Since ARB_transform_feedback_instanced, it is possible to draw multiple instances of transform feedback data without using a query and the resulting round trip from server to client. The primcount must be specified by the client while the count is read from the transform feedback object. Having the possibility to do it the other way round would be a nice addition, especially for instance cloud reduction algorithms : we know what we need to render (a mesh), but we don’t know the number of instances for the current frame (because we’re doing per instance view frustum culling on the GPU, for example).
So here’s what I quickly came up with : two new instanced drawing functions which use the result of a transform feedback object as the primcount parameter
DrawArraysInstancedTransformFeedback(enum mode, int first, sizei count, uint id);
I think what they do is pretty explicit so I’m not giving any detail. The parameters are the same as the standard functions, but the primcount parameter is replaced by the name of the TF object.
What you’re asking for doesn’t make sense. You want to use transform feedback to somehow produce a count of instances to render. How would that work? What would your shader have to look like to generate a count?

Source material:
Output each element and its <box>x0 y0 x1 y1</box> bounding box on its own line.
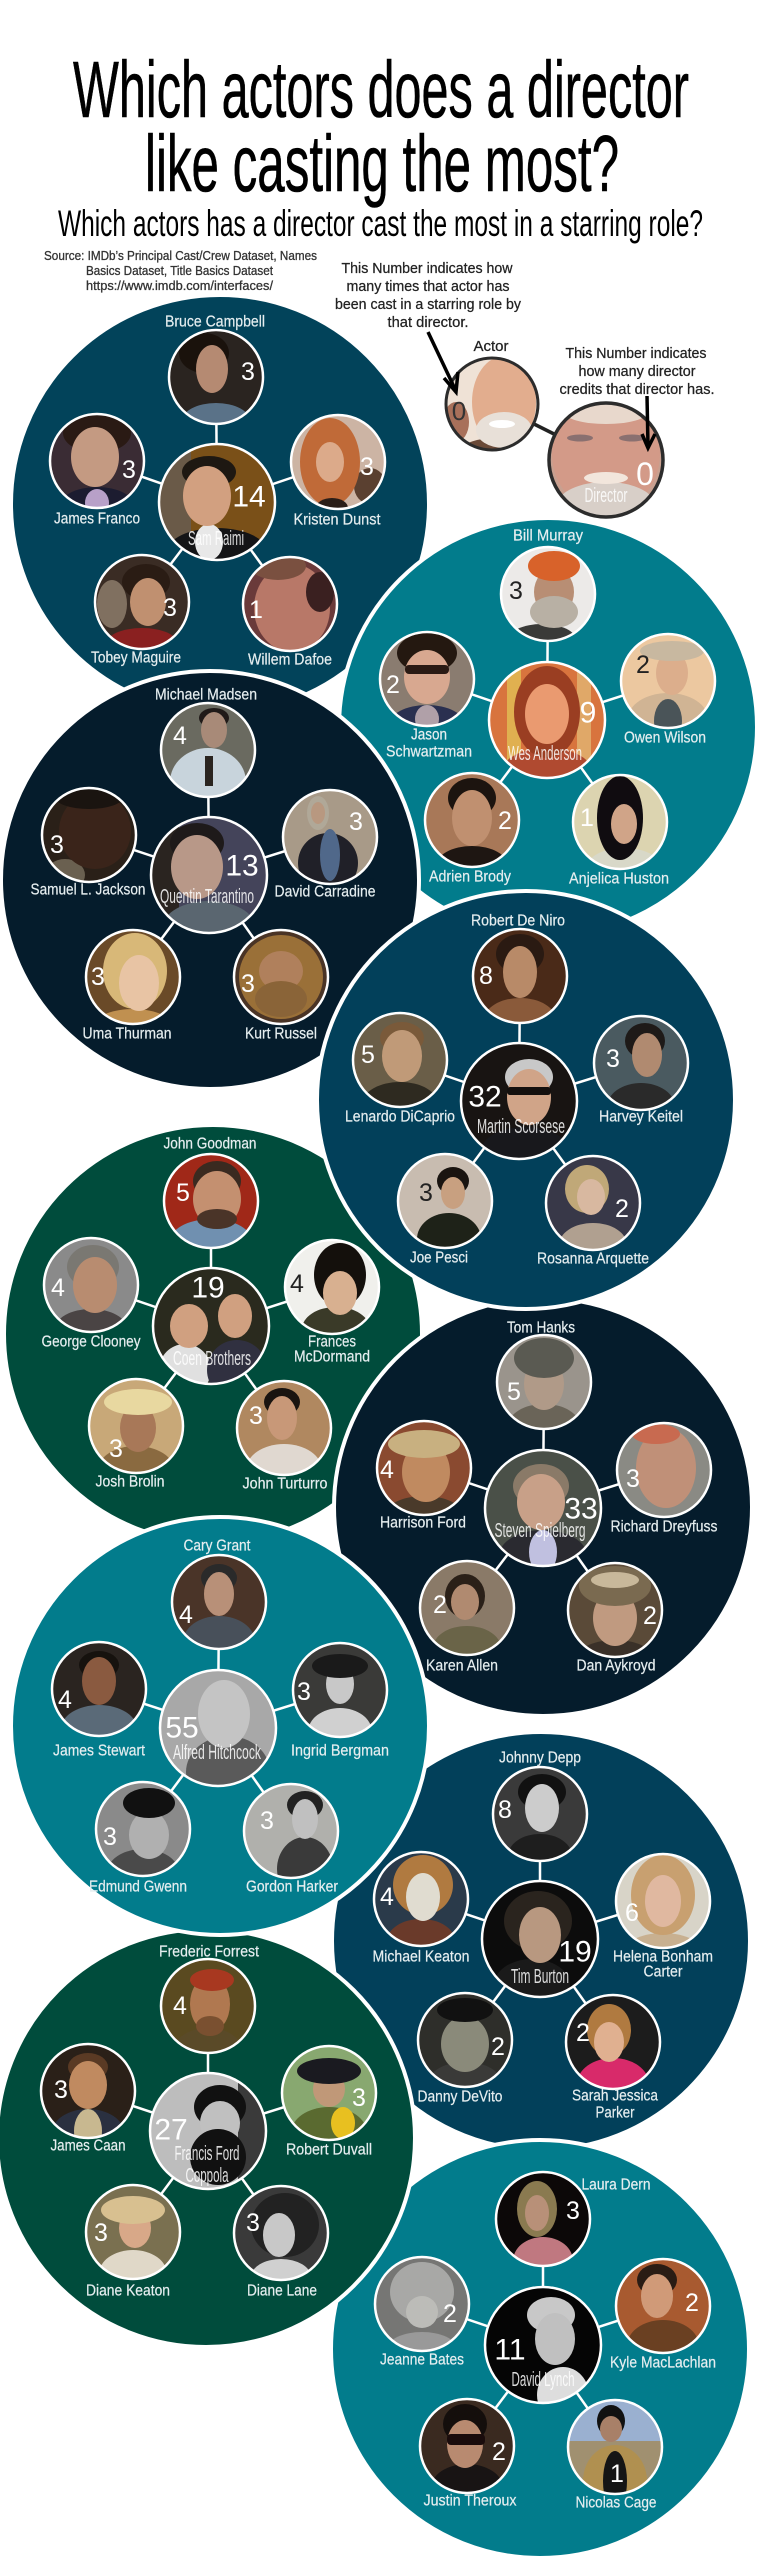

Work to complete:
1) In the thread on transform feedback instancing, what takes the place of the primcount parameter in the proposed drawing functions?
2) List every parameter, with its type, in the signature of DrawArraysInstancedTransformFeedback as given in the transform feedback thread.
3) Pick up the forum thread on transform feedback instancing after its last post and write the next reply.
The material after the thread is not needed for this work.

Responses:
1) The name of the transform feedback object.

2) enum mode, int first, sizei count, uint id

3)
1/ You have an array of matrices, each matrix is an instance of a mesh.
2/ Use Transform Feedback to perform culling in a geometry shader : you get another Array of matrices. You also have the number of generated primitives stored in the transform feedback object.
3/ Draw your meshes with instancing using the culled matrix array as per instance data (vertexAttribDivisor) and use the number of generated primitives stored in the transform feedback object as the primcount in one of the functions I suggested.
Currently the only solution is to use a query to get the result. With my suggestion, we can do this asynchronously.
That wouldn’t work that way. I know it because I’m the author of the article you’ve linked. Transform feedback renders the captured data as the primitive type you specify. The problem is that the result of the transform feedback is the instance data buffer and you don’t want to feed it back that way. You cannot even use indexed triangles (DrawElements*) this way.
What we need in order to be able to make the algorithm you described, what I also investigated, is to be able to take an instanced draw command num_instances field from a buffer object. That would be, naturally an extension to the already existing indirect drawing functionality with a MultiDrawElementsIndirect style command that takes it’s num_instances parameter from a buffer filled previously by the culling phase using atomic counters. Actually I’ve already proposed such a development idea to NVIDIA and AMD. AMD actually implemented some of the proposal via AMD_multi_draw_indirect, however, even though this later provides MultiDrawElementsIndirect for executing multiple indirect draw commands, the num_instances parameter is still taken from client side.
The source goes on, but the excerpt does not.